# EXERCISE
Scan the data for "header" and copy the lines it appears in.

# DATA LINES
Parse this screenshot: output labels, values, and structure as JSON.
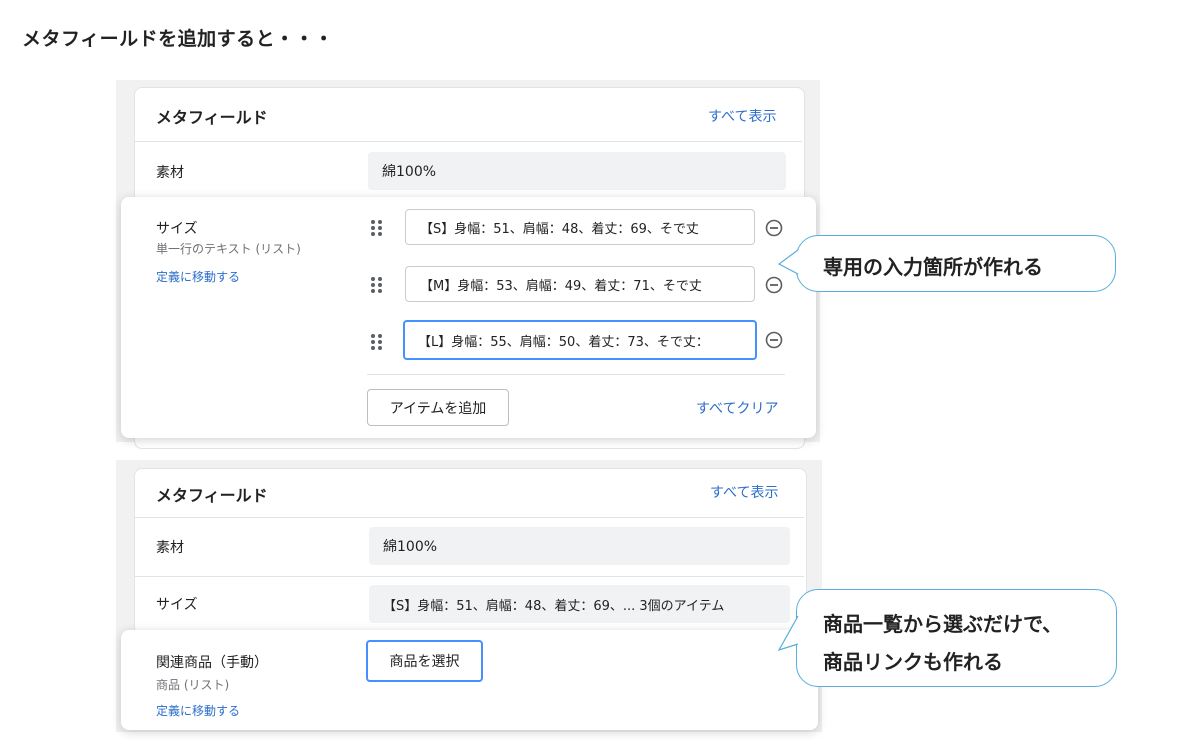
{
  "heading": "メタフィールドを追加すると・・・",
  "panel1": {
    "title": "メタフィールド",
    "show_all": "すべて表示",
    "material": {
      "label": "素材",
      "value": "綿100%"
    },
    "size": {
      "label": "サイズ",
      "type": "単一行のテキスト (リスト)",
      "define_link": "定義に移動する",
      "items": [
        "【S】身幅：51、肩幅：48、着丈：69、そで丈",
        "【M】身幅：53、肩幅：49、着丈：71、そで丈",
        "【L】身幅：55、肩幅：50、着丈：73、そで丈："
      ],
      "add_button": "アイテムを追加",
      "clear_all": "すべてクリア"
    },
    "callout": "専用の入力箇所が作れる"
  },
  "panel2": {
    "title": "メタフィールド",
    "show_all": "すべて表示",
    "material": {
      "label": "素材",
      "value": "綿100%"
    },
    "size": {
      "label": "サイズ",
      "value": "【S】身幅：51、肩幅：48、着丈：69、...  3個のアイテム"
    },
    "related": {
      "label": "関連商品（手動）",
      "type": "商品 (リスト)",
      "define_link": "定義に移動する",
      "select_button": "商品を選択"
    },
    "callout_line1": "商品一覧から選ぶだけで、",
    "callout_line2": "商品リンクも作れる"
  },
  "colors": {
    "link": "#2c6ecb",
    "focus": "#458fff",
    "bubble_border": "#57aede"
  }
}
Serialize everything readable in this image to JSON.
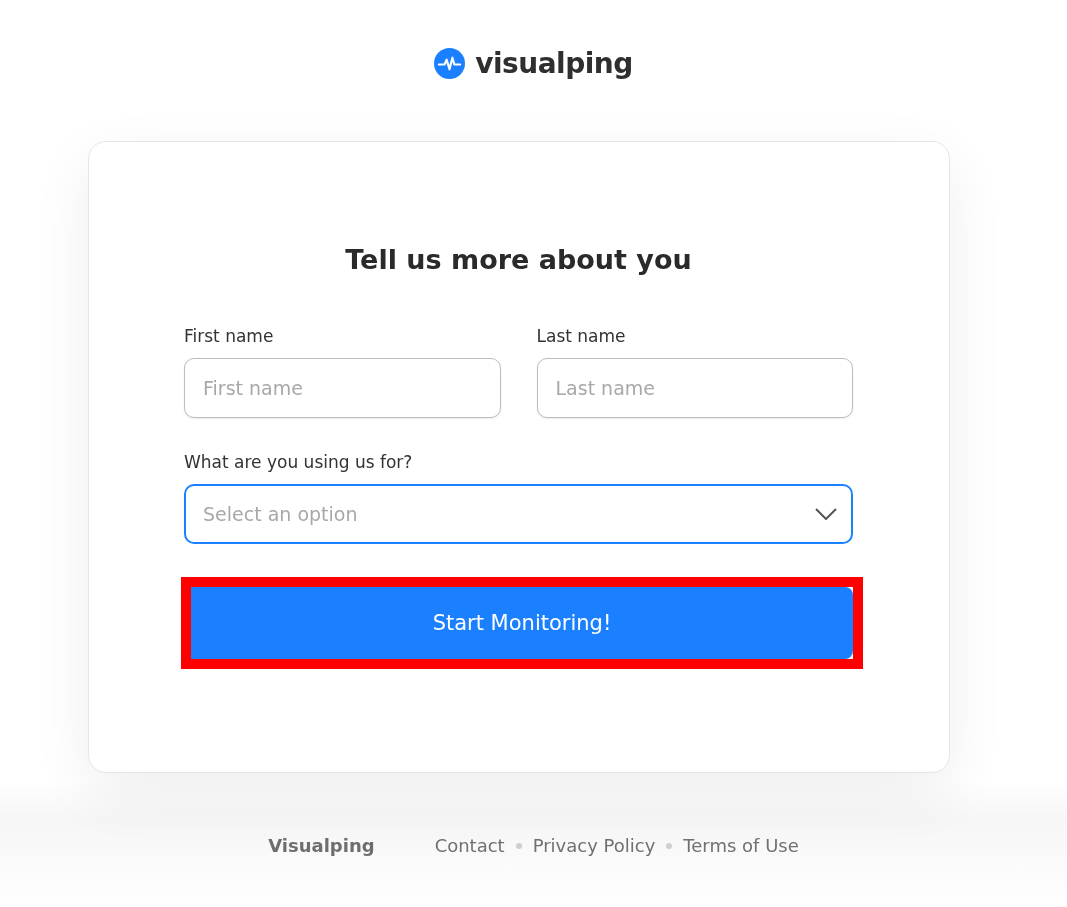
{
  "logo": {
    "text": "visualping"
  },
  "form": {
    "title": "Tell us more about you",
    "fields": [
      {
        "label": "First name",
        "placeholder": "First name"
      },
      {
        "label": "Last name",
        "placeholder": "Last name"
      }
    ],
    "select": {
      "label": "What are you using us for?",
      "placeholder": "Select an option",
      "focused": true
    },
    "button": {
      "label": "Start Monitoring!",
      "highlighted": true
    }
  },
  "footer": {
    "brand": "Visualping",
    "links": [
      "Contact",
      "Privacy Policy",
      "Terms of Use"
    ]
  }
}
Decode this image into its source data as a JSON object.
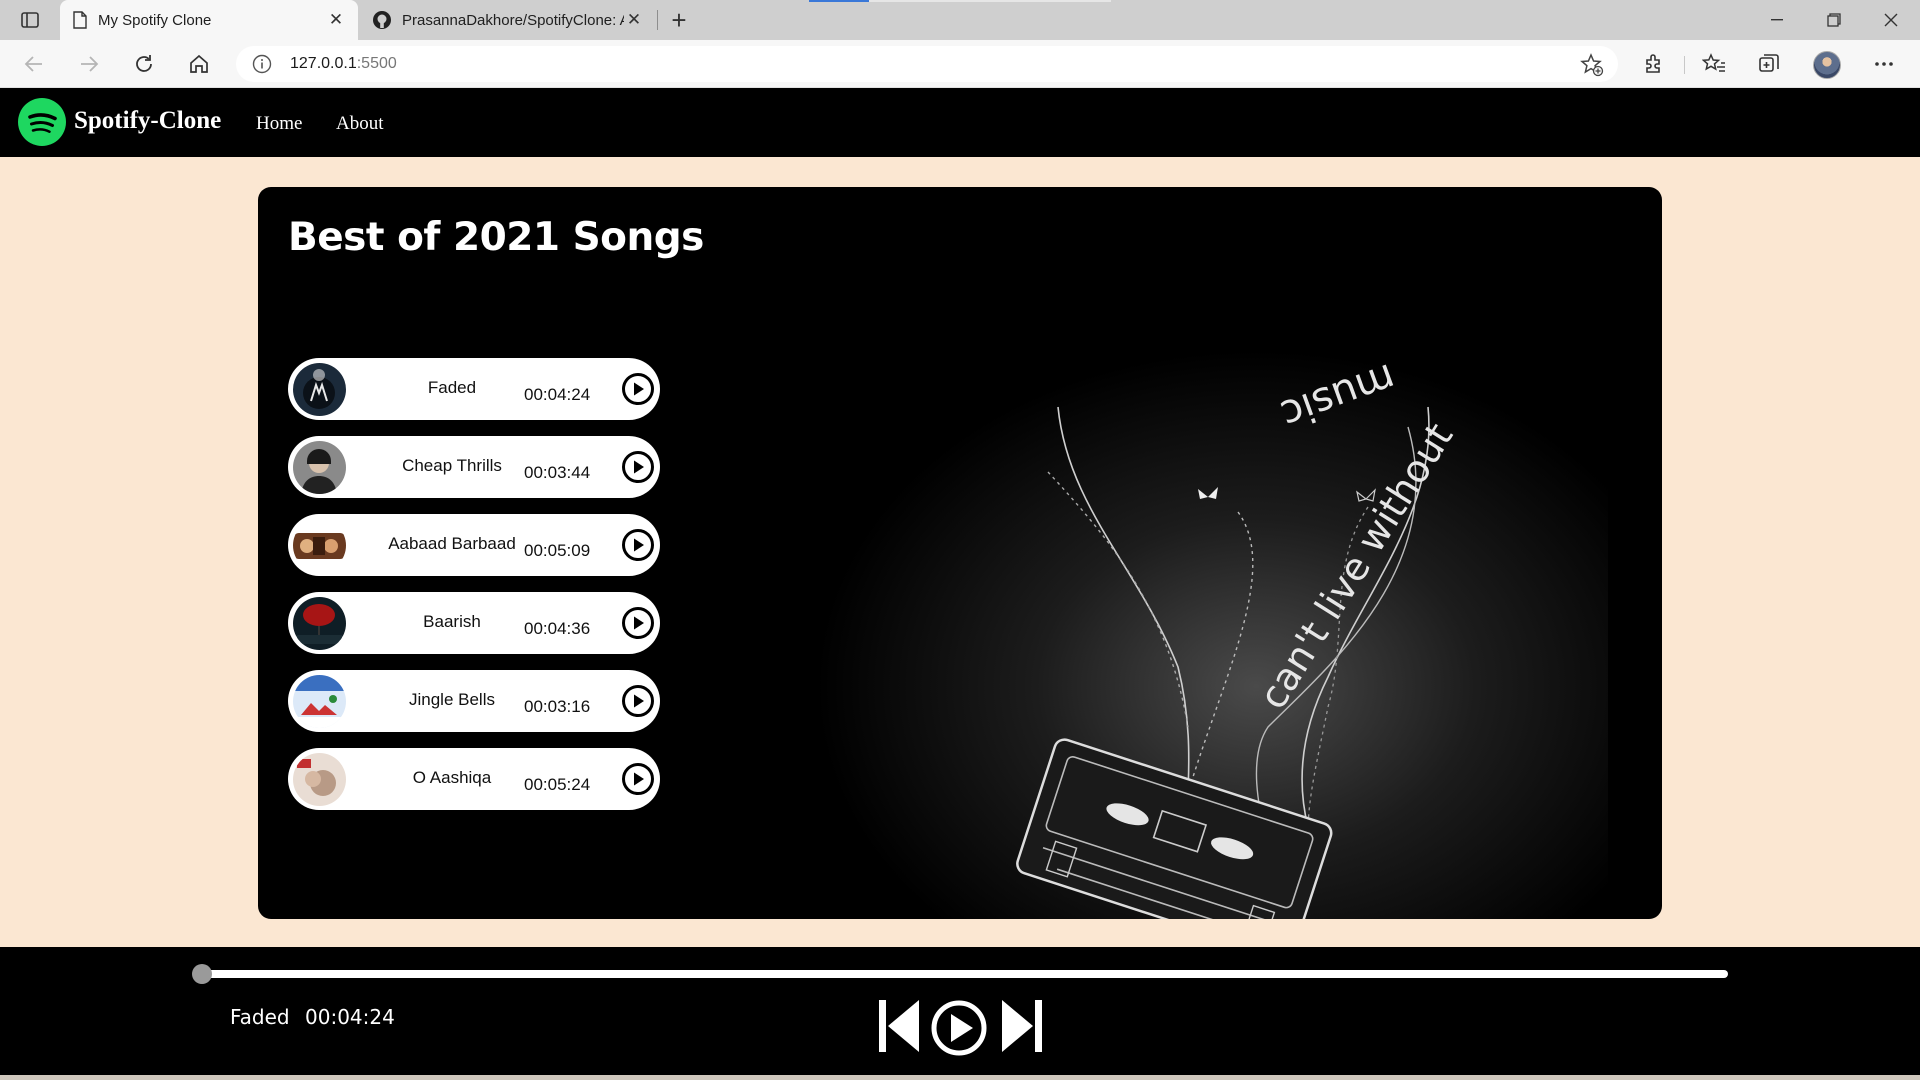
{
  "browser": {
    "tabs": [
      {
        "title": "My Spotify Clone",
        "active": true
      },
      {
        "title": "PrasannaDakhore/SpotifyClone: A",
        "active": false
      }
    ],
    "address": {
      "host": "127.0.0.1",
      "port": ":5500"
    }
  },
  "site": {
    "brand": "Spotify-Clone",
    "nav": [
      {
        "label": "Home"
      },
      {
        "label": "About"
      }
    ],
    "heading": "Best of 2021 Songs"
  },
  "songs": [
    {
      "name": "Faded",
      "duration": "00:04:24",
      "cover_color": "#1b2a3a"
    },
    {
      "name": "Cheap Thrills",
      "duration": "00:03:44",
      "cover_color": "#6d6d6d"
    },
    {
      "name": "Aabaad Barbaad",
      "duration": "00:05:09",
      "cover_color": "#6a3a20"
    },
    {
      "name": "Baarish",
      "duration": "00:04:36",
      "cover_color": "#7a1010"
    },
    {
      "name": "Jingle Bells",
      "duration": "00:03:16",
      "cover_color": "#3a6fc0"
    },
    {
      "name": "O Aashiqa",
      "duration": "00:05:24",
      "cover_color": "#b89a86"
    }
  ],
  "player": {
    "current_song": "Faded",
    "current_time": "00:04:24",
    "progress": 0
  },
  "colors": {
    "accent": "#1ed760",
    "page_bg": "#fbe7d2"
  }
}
...
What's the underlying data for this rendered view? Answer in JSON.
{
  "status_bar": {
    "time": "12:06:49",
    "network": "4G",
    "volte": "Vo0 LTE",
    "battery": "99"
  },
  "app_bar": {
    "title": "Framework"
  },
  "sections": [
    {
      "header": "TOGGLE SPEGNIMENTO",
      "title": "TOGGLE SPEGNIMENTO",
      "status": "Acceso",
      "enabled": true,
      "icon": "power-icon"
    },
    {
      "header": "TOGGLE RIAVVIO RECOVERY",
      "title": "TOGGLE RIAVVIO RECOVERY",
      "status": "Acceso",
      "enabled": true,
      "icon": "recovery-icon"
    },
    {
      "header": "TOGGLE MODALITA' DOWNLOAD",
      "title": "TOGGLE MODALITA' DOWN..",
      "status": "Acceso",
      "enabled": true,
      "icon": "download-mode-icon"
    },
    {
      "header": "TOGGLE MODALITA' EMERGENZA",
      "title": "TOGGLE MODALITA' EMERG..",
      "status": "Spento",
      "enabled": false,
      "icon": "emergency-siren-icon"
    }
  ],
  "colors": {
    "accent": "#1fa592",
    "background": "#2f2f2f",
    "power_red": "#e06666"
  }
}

# SOLUTION TO THIS EXERCISE
      "header": "TOGGLE SPEGNIMENTO",
      "header": "TOGGLE RIAVVIO RECOVERY",
      "header": "TOGGLE MODALITA' DOWNLOAD",
      "header": "TOGGLE MODALITA' EMERGENZA",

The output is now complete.